**WHAT TO WORK ON**. List each line of the data that holds the word "火红的青春".
++++++++++
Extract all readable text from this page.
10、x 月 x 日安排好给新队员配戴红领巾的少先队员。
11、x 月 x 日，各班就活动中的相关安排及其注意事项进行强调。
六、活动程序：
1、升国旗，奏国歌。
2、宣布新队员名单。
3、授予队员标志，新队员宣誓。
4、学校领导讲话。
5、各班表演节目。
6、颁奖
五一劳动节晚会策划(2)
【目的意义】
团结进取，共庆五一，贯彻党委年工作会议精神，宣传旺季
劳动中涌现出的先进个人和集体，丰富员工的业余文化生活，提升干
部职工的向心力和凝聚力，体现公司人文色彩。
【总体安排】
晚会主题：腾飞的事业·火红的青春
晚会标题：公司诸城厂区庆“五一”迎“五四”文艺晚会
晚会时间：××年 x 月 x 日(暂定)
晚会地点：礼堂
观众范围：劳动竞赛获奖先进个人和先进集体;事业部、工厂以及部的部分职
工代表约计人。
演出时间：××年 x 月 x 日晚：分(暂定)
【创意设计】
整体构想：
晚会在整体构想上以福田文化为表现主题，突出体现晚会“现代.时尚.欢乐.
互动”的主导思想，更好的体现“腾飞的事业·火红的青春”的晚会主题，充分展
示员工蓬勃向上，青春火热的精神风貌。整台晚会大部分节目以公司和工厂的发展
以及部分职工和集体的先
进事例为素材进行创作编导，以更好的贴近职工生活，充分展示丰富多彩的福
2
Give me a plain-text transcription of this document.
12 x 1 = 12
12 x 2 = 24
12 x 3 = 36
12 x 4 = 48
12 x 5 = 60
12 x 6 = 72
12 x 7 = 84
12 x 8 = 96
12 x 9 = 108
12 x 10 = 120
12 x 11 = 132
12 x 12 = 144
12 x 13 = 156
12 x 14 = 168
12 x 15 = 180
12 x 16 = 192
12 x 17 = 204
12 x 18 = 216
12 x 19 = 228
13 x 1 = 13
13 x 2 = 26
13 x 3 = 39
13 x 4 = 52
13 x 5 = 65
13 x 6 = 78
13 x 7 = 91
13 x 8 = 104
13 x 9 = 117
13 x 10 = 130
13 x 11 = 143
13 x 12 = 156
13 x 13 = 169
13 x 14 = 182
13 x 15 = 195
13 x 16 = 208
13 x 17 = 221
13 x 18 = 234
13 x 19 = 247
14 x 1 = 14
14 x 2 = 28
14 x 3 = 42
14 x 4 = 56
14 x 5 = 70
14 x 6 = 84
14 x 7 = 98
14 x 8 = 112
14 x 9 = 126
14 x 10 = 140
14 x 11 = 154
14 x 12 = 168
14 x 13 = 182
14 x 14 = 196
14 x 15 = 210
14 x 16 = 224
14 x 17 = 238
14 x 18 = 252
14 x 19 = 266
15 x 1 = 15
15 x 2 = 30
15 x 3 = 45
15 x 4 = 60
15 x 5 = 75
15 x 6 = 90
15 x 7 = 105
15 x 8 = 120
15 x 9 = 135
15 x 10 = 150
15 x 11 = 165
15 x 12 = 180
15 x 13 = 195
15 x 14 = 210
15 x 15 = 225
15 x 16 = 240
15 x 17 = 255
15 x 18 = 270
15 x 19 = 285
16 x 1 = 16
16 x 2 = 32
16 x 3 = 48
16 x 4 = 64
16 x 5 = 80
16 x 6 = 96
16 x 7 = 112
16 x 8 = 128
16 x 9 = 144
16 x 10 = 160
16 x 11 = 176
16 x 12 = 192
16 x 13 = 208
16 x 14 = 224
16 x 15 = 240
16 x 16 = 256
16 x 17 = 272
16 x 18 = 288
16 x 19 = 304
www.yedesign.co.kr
++++++++++
**OUTPUT OF THE EXERCISE**.
晚会主题：腾飞的事业·火红的青春
互动”的主导思想，更好的体现“腾飞的事业·火红的青春”的晚会主题，充分展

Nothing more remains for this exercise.